▶ _TASK INSTRUCTIONS_
Write out the entries below once more, exactly.

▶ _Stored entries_
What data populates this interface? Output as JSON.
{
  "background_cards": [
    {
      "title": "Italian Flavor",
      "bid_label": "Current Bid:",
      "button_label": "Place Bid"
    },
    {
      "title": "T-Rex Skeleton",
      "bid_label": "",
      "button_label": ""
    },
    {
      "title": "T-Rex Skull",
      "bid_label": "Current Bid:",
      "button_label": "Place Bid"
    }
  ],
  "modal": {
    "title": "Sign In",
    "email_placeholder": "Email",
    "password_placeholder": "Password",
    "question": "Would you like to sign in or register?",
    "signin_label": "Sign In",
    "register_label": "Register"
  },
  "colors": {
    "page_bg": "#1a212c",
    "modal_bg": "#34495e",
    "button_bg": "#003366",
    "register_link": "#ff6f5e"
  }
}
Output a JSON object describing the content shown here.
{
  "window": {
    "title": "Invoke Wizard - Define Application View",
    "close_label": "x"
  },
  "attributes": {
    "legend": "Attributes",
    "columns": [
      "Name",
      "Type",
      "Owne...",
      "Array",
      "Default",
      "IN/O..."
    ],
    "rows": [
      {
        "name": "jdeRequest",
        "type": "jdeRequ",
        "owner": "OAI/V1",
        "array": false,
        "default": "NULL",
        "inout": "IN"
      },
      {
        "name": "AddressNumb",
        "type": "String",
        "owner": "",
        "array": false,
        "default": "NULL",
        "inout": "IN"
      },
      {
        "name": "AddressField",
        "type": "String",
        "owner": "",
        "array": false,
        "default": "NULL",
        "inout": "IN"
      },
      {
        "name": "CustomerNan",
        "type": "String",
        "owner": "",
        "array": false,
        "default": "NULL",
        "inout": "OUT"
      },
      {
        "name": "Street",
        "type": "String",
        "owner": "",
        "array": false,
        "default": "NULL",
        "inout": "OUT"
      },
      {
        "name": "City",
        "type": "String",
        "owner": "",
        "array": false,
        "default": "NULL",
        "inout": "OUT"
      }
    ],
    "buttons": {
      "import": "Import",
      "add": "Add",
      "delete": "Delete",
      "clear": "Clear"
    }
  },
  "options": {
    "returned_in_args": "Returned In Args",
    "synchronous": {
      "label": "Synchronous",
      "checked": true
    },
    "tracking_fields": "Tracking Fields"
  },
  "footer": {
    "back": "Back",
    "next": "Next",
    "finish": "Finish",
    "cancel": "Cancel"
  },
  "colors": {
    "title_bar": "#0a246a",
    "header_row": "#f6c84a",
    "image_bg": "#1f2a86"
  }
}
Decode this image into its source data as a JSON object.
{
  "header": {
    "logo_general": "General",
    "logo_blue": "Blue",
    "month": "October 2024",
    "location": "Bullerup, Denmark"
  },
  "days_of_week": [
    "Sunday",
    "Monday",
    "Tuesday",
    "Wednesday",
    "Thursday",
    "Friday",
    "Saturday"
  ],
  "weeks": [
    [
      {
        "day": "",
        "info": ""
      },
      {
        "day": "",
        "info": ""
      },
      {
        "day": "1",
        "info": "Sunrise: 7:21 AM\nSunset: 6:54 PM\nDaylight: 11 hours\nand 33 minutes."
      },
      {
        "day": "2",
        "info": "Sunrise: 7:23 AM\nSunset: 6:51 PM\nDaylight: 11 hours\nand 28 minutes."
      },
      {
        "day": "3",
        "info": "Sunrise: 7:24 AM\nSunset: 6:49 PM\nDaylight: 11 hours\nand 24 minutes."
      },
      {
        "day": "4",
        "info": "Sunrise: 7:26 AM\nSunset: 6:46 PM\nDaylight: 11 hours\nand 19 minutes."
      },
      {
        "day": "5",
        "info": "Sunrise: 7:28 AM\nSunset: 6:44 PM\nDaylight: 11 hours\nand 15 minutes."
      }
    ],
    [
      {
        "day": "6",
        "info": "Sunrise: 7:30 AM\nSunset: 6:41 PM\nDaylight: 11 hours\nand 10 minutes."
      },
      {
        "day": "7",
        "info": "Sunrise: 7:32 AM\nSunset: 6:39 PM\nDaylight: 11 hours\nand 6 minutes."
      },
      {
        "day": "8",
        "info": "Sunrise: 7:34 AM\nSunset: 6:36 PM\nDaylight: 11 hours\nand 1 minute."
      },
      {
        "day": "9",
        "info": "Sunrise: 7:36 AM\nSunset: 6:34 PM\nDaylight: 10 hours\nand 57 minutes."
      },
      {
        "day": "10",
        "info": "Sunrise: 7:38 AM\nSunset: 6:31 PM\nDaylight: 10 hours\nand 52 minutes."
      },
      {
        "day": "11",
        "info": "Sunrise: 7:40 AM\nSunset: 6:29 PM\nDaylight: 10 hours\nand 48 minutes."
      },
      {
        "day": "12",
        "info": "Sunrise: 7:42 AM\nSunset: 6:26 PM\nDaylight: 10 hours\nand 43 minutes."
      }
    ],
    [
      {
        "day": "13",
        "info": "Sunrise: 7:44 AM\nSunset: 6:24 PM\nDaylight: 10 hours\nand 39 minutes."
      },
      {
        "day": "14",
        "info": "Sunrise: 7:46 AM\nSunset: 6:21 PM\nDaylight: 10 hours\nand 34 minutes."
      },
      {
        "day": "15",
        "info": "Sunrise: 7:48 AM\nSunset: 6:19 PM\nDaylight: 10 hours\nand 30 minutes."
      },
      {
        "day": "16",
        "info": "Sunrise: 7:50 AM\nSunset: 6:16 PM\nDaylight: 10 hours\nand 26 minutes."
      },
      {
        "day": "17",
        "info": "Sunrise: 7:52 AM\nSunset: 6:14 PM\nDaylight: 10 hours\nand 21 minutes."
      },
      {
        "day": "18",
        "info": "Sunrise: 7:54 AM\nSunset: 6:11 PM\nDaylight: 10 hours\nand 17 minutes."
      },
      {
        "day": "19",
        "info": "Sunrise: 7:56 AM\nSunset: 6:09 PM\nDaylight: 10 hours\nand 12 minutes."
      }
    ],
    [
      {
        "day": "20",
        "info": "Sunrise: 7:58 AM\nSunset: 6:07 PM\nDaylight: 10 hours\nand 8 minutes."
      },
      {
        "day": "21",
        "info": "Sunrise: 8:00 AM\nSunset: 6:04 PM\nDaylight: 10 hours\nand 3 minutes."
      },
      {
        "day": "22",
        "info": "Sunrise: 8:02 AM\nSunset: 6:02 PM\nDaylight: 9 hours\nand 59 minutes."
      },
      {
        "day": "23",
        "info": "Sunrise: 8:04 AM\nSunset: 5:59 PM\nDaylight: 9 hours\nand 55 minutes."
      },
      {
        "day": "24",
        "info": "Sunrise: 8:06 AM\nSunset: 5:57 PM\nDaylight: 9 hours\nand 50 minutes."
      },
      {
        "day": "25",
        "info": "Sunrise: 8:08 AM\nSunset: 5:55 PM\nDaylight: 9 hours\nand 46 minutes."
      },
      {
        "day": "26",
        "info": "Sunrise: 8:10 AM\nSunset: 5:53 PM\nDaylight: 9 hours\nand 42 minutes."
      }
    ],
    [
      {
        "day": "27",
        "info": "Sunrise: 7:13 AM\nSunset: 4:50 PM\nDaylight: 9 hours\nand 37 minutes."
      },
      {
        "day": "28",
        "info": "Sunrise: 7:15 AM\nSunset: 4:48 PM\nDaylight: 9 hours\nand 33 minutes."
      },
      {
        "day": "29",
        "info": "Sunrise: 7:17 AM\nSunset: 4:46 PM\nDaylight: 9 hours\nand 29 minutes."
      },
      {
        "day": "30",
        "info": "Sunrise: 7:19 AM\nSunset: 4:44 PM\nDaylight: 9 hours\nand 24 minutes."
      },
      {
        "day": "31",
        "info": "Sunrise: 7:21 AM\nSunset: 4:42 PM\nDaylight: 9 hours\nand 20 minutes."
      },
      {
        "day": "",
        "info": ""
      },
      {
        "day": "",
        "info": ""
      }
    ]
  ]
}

▶ _RESPONSE TO THIS TASK_
What data populates this interface? Output as JSON.
{
  "background_cards": [
    {
      "title": "Italian Flavor",
      "bid_label": "Current Bid:",
      "button_label": "Place Bid"
    },
    {
      "title": "T-Rex Skeleton",
      "bid_label": "",
      "button_label": ""
    },
    {
      "title": "T-Rex Skull",
      "bid_label": "Current Bid:",
      "button_label": "Place Bid"
    }
  ],
  "modal": {
    "title": "Sign In",
    "email_placeholder": "Email",
    "password_placeholder": "Password",
    "question": "Would you like to sign in or register?",
    "signin_label": "Sign In",
    "register_label": "Register"
  },
  "colors": {
    "page_bg": "#1a212c",
    "modal_bg": "#34495e",
    "button_bg": "#003366",
    "register_link": "#ff6f5e"
  }
}
Output a JSON object describing the content shown here.
{
  "window": {
    "title": "Invoke Wizard - Define Application View",
    "close_label": "x"
  },
  "attributes": {
    "legend": "Attributes",
    "columns": [
      "Name",
      "Type",
      "Owne...",
      "Array",
      "Default",
      "IN/O..."
    ],
    "rows": [
      {
        "name": "jdeRequest",
        "type": "jdeRequ",
        "owner": "OAI/V1",
        "array": false,
        "default": "NULL",
        "inout": "IN"
      },
      {
        "name": "AddressNumb",
        "type": "String",
        "owner": "",
        "array": false,
        "default": "NULL",
        "inout": "IN"
      },
      {
        "name": "AddressField",
        "type": "String",
        "owner": "",
        "array": false,
        "default": "NULL",
        "inout": "IN"
      },
      {
        "name": "CustomerNan",
        "type": "String",
        "owner": "",
        "array": false,
        "default": "NULL",
        "inout": "OUT"
      },
      {
        "name": "Street",
        "type": "String",
        "owner": "",
        "array": false,
        "default": "NULL",
        "inout": "OUT"
      },
      {
        "name": "City",
        "type": "String",
        "owner": "",
        "array": false,
        "default": "NULL",
        "inout": "OUT"
      }
    ],
    "buttons": {
      "import": "Import",
      "add": "Add",
      "delete": "Delete",
      "clear": "Clear"
    }
  },
  "options": {
    "returned_in_args": "Returned In Args",
    "synchronous": {
      "label": "Synchronous",
      "checked": true
    },
    "tracking_fields": "Tracking Fields"
  },
  "footer": {
    "back": "Back",
    "next": "Next",
    "finish": "Finish",
    "cancel": "Cancel"
  },
  "colors": {
    "title_bar": "#0a246a",
    "header_row": "#f6c84a",
    "image_bg": "#1f2a86"
  }
}
Decode this image into its source data as a JSON object.
{
  "header": {
    "logo_general": "General",
    "logo_blue": "Blue",
    "month": "October 2024",
    "location": "Bullerup, Denmark"
  },
  "days_of_week": [
    "Sunday",
    "Monday",
    "Tuesday",
    "Wednesday",
    "Thursday",
    "Friday",
    "Saturday"
  ],
  "weeks": [
    [
      {
        "day": "",
        "info": ""
      },
      {
        "day": "",
        "info": ""
      },
      {
        "day": "1",
        "info": "Sunrise: 7:21 AM\nSunset: 6:54 PM\nDaylight: 11 hours\nand 33 minutes."
      },
      {
        "day": "2",
        "info": "Sunrise: 7:23 AM\nSunset: 6:51 PM\nDaylight: 11 hours\nand 28 minutes."
      },
      {
        "day": "3",
        "info": "Sunrise: 7:24 AM\nSunset: 6:49 PM\nDaylight: 11 hours\nand 24 minutes."
      },
      {
        "day": "4",
        "info": "Sunrise: 7:26 AM\nSunset: 6:46 PM\nDaylight: 11 hours\nand 19 minutes."
      },
      {
        "day": "5",
        "info": "Sunrise: 7:28 AM\nSunset: 6:44 PM\nDaylight: 11 hours\nand 15 minutes."
      }
    ],
    [
      {
        "day": "6",
        "info": "Sunrise: 7:30 AM\nSunset: 6:41 PM\nDaylight: 11 hours\nand 10 minutes."
      },
      {
        "day": "7",
        "info": "Sunrise: 7:32 AM\nSunset: 6:39 PM\nDaylight: 11 hours\nand 6 minutes."
      },
      {
        "day": "8",
        "info": "Sunrise: 7:34 AM\nSunset: 6:36 PM\nDaylight: 11 hours\nand 1 minute."
      },
      {
        "day": "9",
        "info": "Sunrise: 7:36 AM\nSunset: 6:34 PM\nDaylight: 10 hours\nand 57 minutes."
      },
      {
        "day": "10",
        "info": "Sunrise: 7:38 AM\nSunset: 6:31 PM\nDaylight: 10 hours\nand 52 minutes."
      },
      {
        "day": "11",
        "info": "Sunrise: 7:40 AM\nSunset: 6:29 PM\nDaylight: 10 hours\nand 48 minutes."
      },
      {
        "day": "12",
        "info": "Sunrise: 7:42 AM\nSunset: 6:26 PM\nDaylight: 10 hours\nand 43 minutes."
      }
    ],
    [
      {
        "day": "13",
        "info": "Sunrise: 7:44 AM\nSunset: 6:24 PM\nDaylight: 10 hours\nand 39 minutes."
      },
      {
        "day": "14",
        "info": "Sunrise: 7:46 AM\nSunset: 6:21 PM\nDaylight: 10 hours\nand 34 minutes."
      },
      {
        "day": "15",
        "info": "Sunrise: 7:48 AM\nSunset: 6:19 PM\nDaylight: 10 hours\nand 30 minutes."
      },
      {
        "day": "16",
        "info": "Sunrise: 7:50 AM\nSunset: 6:16 PM\nDaylight: 10 hours\nand 26 minutes."
      },
      {
        "day": "17",
        "info": "Sunrise: 7:52 AM\nSunset: 6:14 PM\nDaylight: 10 hours\nand 21 minutes."
      },
      {
        "day": "18",
        "info": "Sunrise: 7:54 AM\nSunset: 6:11 PM\nDaylight: 10 hours\nand 17 minutes."
      },
      {
        "day": "19",
        "info": "Sunrise: 7:56 AM\nSunset: 6:09 PM\nDaylight: 10 hours\nand 12 minutes."
      }
    ],
    [
      {
        "day": "20",
        "info": "Sunrise: 7:58 AM\nSunset: 6:07 PM\nDaylight: 10 hours\nand 8 minutes."
      },
      {
        "day": "21",
        "info": "Sunrise: 8:00 AM\nSunset: 6:04 PM\nDaylight: 10 hours\nand 3 minutes."
      },
      {
        "day": "22",
        "info": "Sunrise: 8:02 AM\nSunset: 6:02 PM\nDaylight: 9 hours\nand 59 minutes."
      },
      {
        "day": "23",
        "info": "Sunrise: 8:04 AM\nSunset: 5:59 PM\nDaylight: 9 hours\nand 55 minutes."
      },
      {
        "day": "24",
        "info": "Sunrise: 8:06 AM\nSunset: 5:57 PM\nDaylight: 9 hours\nand 50 minutes."
      },
      {
        "day": "25",
        "info": "Sunrise: 8:08 AM\nSunset: 5:55 PM\nDaylight: 9 hours\nand 46 minutes."
      },
      {
        "day": "26",
        "info": "Sunrise: 8:10 AM\nSunset: 5:53 PM\nDaylight: 9 hours\nand 42 minutes."
      }
    ],
    [
      {
        "day": "27",
        "info": "Sunrise: 7:13 AM\nSunset: 4:50 PM\nDaylight: 9 hours\nand 37 minutes."
      },
      {
        "day": "28",
        "info": "Sunrise: 7:15 AM\nSunset: 4:48 PM\nDaylight: 9 hours\nand 33 minutes."
      },
      {
        "day": "29",
        "info": "Sunrise: 7:17 AM\nSunset: 4:46 PM\nDaylight: 9 hours\nand 29 minutes."
      },
      {
        "day": "30",
        "info": "Sunrise: 7:19 AM\nSunset: 4:44 PM\nDaylight: 9 hours\nand 24 minutes."
      },
      {
        "day": "31",
        "info": "Sunrise: 7:21 AM\nSunset: 4:42 PM\nDaylight: 9 hours\nand 20 minutes."
      },
      {
        "day": "",
        "info": ""
      },
      {
        "day": "",
        "info": ""
      }
    ]
  ]
}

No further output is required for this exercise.